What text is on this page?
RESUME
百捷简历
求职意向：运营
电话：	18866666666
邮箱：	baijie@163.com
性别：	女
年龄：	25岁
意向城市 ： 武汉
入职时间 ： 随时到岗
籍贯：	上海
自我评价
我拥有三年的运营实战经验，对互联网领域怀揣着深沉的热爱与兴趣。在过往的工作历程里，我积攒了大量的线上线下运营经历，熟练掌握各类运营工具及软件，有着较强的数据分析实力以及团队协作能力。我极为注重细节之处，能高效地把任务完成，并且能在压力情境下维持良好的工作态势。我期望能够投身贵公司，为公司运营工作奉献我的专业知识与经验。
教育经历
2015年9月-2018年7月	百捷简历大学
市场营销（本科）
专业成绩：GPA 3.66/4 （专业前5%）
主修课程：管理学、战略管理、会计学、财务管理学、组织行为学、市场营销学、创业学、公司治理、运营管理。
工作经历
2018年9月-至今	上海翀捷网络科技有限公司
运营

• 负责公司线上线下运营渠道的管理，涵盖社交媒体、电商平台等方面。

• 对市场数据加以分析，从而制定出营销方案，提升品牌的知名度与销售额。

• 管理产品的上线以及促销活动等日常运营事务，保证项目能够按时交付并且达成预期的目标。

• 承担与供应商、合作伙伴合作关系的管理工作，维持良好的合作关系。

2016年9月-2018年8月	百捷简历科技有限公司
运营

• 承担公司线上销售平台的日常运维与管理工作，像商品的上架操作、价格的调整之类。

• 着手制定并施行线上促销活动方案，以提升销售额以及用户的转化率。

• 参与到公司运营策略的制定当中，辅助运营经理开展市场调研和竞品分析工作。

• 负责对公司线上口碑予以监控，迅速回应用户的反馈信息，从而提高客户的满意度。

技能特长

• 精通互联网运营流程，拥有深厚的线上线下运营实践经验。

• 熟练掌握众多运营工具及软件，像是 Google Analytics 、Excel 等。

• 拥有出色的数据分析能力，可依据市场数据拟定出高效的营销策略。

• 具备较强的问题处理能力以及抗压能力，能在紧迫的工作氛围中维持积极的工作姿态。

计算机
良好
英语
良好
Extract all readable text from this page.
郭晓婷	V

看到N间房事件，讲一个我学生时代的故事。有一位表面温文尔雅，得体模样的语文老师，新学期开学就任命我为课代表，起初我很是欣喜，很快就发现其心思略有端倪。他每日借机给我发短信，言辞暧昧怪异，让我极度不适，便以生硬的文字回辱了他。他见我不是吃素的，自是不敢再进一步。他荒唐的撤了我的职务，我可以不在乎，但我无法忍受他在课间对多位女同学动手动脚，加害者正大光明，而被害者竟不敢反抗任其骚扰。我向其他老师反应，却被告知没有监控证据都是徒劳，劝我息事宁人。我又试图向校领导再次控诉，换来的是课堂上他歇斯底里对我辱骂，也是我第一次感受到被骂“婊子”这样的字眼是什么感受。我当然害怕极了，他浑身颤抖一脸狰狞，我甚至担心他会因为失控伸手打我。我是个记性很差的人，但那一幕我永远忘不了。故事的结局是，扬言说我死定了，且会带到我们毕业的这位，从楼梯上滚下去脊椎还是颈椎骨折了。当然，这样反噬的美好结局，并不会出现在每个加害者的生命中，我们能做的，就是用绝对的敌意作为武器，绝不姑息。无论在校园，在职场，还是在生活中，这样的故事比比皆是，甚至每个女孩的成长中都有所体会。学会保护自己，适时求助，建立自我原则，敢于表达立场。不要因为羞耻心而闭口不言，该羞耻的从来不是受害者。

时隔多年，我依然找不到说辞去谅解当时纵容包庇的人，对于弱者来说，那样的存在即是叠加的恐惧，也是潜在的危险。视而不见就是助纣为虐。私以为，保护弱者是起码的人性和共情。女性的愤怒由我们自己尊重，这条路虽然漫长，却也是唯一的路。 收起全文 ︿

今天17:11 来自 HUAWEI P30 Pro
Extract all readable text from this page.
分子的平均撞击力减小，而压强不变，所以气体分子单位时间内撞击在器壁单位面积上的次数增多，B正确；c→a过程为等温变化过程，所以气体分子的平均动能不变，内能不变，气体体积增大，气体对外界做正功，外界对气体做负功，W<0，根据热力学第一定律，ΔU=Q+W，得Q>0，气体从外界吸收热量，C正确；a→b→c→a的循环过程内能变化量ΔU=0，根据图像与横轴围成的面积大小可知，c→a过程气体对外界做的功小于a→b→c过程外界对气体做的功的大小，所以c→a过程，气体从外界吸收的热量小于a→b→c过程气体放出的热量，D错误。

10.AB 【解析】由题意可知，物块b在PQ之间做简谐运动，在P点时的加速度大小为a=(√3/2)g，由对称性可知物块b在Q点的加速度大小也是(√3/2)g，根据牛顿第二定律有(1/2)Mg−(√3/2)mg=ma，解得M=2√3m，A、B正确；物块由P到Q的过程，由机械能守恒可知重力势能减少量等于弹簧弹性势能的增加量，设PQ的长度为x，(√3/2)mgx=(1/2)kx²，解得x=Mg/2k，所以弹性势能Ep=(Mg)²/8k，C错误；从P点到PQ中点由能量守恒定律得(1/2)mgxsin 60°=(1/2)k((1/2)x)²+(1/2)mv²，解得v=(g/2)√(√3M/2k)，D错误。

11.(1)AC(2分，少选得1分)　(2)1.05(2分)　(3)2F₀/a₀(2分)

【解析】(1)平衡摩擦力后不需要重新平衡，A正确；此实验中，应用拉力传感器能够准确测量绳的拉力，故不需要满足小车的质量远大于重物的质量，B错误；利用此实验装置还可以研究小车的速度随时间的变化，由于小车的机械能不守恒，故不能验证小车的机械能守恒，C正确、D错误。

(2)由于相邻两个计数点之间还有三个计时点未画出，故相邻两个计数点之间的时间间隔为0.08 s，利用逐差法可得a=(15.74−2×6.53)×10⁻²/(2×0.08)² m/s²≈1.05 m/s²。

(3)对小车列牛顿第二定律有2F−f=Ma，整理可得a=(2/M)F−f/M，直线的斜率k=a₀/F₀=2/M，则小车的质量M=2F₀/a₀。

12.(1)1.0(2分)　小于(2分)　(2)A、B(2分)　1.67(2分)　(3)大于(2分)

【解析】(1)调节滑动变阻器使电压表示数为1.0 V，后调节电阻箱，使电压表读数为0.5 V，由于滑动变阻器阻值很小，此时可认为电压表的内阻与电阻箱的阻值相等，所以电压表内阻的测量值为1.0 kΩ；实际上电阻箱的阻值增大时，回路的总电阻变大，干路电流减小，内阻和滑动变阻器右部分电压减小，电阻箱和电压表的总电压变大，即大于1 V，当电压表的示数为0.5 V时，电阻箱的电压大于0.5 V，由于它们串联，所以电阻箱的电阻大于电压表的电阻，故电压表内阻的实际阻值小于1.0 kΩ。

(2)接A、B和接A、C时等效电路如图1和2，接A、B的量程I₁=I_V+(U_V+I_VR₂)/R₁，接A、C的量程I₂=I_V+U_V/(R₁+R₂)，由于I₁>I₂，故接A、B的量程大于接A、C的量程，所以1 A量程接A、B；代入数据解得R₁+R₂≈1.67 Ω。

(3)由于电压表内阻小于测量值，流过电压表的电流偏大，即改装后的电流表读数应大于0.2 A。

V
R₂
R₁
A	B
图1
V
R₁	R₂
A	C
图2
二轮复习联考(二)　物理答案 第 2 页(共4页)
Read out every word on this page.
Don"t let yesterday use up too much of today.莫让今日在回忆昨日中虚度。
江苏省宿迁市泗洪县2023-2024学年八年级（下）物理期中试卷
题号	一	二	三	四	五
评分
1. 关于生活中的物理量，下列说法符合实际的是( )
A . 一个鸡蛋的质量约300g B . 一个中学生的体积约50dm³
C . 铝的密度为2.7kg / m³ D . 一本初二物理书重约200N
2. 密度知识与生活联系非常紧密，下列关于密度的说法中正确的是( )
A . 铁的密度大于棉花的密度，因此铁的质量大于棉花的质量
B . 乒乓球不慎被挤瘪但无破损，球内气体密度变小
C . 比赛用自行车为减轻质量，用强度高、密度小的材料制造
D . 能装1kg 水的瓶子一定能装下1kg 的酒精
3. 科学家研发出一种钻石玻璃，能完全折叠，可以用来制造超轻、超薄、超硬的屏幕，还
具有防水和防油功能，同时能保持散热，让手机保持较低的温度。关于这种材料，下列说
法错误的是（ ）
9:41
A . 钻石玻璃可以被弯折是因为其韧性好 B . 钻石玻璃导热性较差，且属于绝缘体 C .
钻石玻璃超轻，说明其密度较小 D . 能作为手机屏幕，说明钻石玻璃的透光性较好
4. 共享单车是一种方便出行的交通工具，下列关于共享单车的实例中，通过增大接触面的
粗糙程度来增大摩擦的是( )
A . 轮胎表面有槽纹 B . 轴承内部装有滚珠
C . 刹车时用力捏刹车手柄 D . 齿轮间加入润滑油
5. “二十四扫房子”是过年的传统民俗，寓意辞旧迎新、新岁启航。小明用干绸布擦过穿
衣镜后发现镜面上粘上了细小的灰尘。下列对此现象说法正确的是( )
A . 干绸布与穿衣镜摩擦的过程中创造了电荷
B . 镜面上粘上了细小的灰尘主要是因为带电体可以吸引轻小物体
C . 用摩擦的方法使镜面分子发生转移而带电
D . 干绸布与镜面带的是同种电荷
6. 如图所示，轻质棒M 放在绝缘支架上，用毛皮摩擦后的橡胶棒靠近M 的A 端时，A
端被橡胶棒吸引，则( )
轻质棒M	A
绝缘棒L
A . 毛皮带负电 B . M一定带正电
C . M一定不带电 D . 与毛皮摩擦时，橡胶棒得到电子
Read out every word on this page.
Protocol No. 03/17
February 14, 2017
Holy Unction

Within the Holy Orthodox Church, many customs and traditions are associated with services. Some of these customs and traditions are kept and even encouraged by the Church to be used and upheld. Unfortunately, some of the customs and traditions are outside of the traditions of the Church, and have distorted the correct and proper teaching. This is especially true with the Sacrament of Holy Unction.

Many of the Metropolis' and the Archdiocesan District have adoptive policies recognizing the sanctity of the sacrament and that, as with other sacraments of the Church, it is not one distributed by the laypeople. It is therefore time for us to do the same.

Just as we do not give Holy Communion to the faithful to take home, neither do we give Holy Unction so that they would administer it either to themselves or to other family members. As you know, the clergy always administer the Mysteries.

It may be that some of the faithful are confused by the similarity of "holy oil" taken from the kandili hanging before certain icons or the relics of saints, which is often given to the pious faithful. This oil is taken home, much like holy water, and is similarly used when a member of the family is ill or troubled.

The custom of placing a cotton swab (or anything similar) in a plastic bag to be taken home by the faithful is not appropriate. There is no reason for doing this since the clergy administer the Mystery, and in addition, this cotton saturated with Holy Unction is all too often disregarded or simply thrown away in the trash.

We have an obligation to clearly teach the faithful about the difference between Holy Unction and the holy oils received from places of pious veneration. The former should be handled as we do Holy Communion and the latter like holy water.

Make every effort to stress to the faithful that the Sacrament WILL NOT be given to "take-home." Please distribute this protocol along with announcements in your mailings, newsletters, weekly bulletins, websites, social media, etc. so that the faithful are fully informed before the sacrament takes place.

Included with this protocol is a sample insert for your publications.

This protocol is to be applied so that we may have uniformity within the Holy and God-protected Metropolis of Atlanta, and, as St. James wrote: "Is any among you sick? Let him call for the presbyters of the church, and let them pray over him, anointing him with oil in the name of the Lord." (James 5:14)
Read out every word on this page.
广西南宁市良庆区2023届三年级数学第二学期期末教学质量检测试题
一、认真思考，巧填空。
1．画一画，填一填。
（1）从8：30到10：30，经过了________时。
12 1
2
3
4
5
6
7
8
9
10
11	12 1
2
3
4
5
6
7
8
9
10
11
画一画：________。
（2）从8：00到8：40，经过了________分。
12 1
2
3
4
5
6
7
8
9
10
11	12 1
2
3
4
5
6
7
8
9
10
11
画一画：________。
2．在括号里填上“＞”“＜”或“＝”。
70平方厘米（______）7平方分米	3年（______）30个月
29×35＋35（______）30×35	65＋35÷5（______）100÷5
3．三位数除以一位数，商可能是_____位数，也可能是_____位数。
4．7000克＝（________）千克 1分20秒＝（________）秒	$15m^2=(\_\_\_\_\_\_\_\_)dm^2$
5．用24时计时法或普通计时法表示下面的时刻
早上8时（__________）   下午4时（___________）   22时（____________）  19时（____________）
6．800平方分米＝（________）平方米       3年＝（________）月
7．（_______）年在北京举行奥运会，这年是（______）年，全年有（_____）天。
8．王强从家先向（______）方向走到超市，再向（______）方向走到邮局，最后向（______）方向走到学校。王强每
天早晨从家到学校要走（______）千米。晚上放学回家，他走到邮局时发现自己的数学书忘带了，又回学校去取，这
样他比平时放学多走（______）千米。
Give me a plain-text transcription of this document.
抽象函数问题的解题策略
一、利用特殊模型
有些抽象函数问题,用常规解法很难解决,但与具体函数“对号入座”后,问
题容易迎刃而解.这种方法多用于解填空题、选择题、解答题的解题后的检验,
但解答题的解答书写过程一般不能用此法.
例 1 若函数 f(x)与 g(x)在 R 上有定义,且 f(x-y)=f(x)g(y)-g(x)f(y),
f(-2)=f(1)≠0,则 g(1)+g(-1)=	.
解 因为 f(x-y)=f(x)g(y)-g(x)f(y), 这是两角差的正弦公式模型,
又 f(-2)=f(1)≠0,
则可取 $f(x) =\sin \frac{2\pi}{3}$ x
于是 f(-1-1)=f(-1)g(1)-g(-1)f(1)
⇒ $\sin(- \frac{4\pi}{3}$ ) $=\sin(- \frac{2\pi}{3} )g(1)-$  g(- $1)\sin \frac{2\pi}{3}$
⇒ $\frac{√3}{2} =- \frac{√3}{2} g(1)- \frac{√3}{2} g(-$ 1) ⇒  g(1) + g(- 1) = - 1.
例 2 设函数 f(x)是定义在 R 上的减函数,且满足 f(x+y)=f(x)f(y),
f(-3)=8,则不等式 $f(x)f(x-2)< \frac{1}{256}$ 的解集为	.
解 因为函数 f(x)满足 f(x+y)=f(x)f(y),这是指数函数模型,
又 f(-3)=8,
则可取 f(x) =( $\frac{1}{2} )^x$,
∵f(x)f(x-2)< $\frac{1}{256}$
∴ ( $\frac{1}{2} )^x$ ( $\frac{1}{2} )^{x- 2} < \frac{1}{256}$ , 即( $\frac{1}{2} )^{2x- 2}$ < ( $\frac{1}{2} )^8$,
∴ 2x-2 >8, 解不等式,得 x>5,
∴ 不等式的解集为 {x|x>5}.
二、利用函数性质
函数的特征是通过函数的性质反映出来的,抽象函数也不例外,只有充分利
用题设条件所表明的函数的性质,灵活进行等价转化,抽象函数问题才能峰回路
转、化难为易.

========================

## EXERCISE REQUIREMENTS
Using the listing, collect all lines in which the string "much" is found.

## ANSWER TO THIS EXERCISE
Don"t let yesterday use up too much of today.莫让今日在回忆昨日中虚度。
It may be that some of the faithful are confused by the similarity of "holy oil" taken from the kandili hanging before certain icons or the relics of saints, which is often given to the pious faithful. This oil is taken home, much like holy water, and is similarly used when a member of the family is ill or troubled.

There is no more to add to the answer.